AIM OF THE EXERCISE
Reproduce the following material exactly, including every line.

INFORMATION SHOWN
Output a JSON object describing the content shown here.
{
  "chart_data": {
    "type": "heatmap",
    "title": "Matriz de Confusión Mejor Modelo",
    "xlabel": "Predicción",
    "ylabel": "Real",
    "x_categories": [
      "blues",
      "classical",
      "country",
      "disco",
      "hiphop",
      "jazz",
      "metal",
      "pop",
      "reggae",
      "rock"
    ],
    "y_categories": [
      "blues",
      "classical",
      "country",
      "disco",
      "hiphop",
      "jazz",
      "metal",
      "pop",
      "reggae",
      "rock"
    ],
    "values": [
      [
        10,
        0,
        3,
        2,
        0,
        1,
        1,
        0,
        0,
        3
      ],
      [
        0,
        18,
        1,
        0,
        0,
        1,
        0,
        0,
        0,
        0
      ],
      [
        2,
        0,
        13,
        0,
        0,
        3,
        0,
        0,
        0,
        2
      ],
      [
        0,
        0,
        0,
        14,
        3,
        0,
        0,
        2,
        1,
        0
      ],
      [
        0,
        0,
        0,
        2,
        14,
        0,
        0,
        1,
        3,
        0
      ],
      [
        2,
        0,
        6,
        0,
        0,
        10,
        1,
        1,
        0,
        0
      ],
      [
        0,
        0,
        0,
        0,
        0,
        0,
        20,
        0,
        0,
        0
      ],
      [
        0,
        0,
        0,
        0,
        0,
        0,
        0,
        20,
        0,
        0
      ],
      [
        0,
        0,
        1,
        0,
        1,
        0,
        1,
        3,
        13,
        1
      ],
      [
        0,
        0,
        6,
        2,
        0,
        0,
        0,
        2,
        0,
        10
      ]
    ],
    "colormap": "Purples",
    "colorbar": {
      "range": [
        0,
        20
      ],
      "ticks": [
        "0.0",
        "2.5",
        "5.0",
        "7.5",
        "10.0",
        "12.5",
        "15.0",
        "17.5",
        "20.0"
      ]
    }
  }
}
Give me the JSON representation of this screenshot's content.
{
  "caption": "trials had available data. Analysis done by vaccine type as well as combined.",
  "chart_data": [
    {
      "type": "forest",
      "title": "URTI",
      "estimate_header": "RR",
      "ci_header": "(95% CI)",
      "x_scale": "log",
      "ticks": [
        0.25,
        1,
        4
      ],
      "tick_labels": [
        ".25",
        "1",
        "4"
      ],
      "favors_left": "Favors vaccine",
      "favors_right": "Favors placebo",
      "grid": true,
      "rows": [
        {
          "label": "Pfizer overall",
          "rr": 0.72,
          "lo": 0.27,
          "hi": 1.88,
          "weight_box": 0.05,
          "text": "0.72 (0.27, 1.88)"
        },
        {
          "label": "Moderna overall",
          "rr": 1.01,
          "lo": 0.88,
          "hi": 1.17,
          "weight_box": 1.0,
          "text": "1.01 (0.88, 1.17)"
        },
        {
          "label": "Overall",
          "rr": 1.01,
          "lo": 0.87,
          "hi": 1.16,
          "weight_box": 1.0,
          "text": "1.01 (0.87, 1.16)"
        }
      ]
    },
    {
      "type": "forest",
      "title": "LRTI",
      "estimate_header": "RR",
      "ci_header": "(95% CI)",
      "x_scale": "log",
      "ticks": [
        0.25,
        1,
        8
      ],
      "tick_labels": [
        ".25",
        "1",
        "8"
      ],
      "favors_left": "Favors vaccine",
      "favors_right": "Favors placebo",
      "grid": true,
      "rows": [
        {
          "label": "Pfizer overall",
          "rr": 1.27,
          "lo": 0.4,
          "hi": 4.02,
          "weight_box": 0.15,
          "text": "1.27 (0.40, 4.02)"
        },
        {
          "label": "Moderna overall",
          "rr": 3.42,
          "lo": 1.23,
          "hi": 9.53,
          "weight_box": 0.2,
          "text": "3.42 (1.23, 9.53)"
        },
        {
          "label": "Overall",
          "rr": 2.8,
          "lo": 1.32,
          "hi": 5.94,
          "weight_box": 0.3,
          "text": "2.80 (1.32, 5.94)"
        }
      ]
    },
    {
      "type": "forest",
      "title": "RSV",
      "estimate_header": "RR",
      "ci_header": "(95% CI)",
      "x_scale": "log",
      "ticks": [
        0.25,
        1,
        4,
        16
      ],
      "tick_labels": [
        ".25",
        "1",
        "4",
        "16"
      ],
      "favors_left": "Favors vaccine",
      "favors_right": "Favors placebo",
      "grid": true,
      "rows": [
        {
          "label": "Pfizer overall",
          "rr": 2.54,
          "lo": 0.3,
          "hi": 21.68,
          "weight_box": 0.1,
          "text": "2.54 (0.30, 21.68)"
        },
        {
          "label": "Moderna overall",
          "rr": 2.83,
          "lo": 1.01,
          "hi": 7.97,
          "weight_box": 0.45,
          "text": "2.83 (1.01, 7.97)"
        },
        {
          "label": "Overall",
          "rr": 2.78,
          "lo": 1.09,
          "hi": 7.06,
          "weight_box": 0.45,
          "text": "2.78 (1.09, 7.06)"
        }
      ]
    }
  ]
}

ANSWER TO THIS EXERCISE
Output a JSON object describing the content shown here.
{
  "chart_data": {
    "type": "heatmap",
    "title": "Matriz de Confusión Mejor Modelo",
    "xlabel": "Predicción",
    "ylabel": "Real",
    "x_categories": [
      "blues",
      "classical",
      "country",
      "disco",
      "hiphop",
      "jazz",
      "metal",
      "pop",
      "reggae",
      "rock"
    ],
    "y_categories": [
      "blues",
      "classical",
      "country",
      "disco",
      "hiphop",
      "jazz",
      "metal",
      "pop",
      "reggae",
      "rock"
    ],
    "values": [
      [
        10,
        0,
        3,
        2,
        0,
        1,
        1,
        0,
        0,
        3
      ],
      [
        0,
        18,
        1,
        0,
        0,
        1,
        0,
        0,
        0,
        0
      ],
      [
        2,
        0,
        13,
        0,
        0,
        3,
        0,
        0,
        0,
        2
      ],
      [
        0,
        0,
        0,
        14,
        3,
        0,
        0,
        2,
        1,
        0
      ],
      [
        0,
        0,
        0,
        2,
        14,
        0,
        0,
        1,
        3,
        0
      ],
      [
        2,
        0,
        6,
        0,
        0,
        10,
        1,
        1,
        0,
        0
      ],
      [
        0,
        0,
        0,
        0,
        0,
        0,
        20,
        0,
        0,
        0
      ],
      [
        0,
        0,
        0,
        0,
        0,
        0,
        0,
        20,
        0,
        0
      ],
      [
        0,
        0,
        1,
        0,
        1,
        0,
        1,
        3,
        13,
        1
      ],
      [
        0,
        0,
        6,
        2,
        0,
        0,
        0,
        2,
        0,
        10
      ]
    ],
    "colormap": "Purples",
    "colorbar": {
      "range": [
        0,
        20
      ],
      "ticks": [
        "0.0",
        "2.5",
        "5.0",
        "7.5",
        "10.0",
        "12.5",
        "15.0",
        "17.5",
        "20.0"
      ]
    }
  }
}
Give me the JSON representation of this screenshot's content.
{
  "caption": "trials had available data. Analysis done by vaccine type as well as combined.",
  "chart_data": [
    {
      "type": "forest",
      "title": "URTI",
      "estimate_header": "RR",
      "ci_header": "(95% CI)",
      "x_scale": "log",
      "ticks": [
        0.25,
        1,
        4
      ],
      "tick_labels": [
        ".25",
        "1",
        "4"
      ],
      "favors_left": "Favors vaccine",
      "favors_right": "Favors placebo",
      "grid": true,
      "rows": [
        {
          "label": "Pfizer overall",
          "rr": 0.72,
          "lo": 0.27,
          "hi": 1.88,
          "weight_box": 0.05,
          "text": "0.72 (0.27, 1.88)"
        },
        {
          "label": "Moderna overall",
          "rr": 1.01,
          "lo": 0.88,
          "hi": 1.17,
          "weight_box": 1.0,
          "text": "1.01 (0.88, 1.17)"
        },
        {
          "label": "Overall",
          "rr": 1.01,
          "lo": 0.87,
          "hi": 1.16,
          "weight_box": 1.0,
          "text": "1.01 (0.87, 1.16)"
        }
      ]
    },
    {
      "type": "forest",
      "title": "LRTI",
      "estimate_header": "RR",
      "ci_header": "(95% CI)",
      "x_scale": "log",
      "ticks": [
        0.25,
        1,
        8
      ],
      "tick_labels": [
        ".25",
        "1",
        "8"
      ],
      "favors_left": "Favors vaccine",
      "favors_right": "Favors placebo",
      "grid": true,
      "rows": [
        {
          "label": "Pfizer overall",
          "rr": 1.27,
          "lo": 0.4,
          "hi": 4.02,
          "weight_box": 0.15,
          "text": "1.27 (0.40, 4.02)"
        },
        {
          "label": "Moderna overall",
          "rr": 3.42,
          "lo": 1.23,
          "hi": 9.53,
          "weight_box": 0.2,
          "text": "3.42 (1.23, 9.53)"
        },
        {
          "label": "Overall",
          "rr": 2.8,
          "lo": 1.32,
          "hi": 5.94,
          "weight_box": 0.3,
          "text": "2.80 (1.32, 5.94)"
        }
      ]
    },
    {
      "type": "forest",
      "title": "RSV",
      "estimate_header": "RR",
      "ci_header": "(95% CI)",
      "x_scale": "log",
      "ticks": [
        0.25,
        1,
        4,
        16
      ],
      "tick_labels": [
        ".25",
        "1",
        "4",
        "16"
      ],
      "favors_left": "Favors vaccine",
      "favors_right": "Favors placebo",
      "grid": true,
      "rows": [
        {
          "label": "Pfizer overall",
          "rr": 2.54,
          "lo": 0.3,
          "hi": 21.68,
          "weight_box": 0.1,
          "text": "2.54 (0.30, 21.68)"
        },
        {
          "label": "Moderna overall",
          "rr": 2.83,
          "lo": 1.01,
          "hi": 7.97,
          "weight_box": 0.45,
          "text": "2.83 (1.01, 7.97)"
        },
        {
          "label": "Overall",
          "rr": 2.78,
          "lo": 1.09,
          "hi": 7.06,
          "weight_box": 0.45,
          "text": "2.78 (1.09, 7.06)"
        }
      ]
    }
  ]
}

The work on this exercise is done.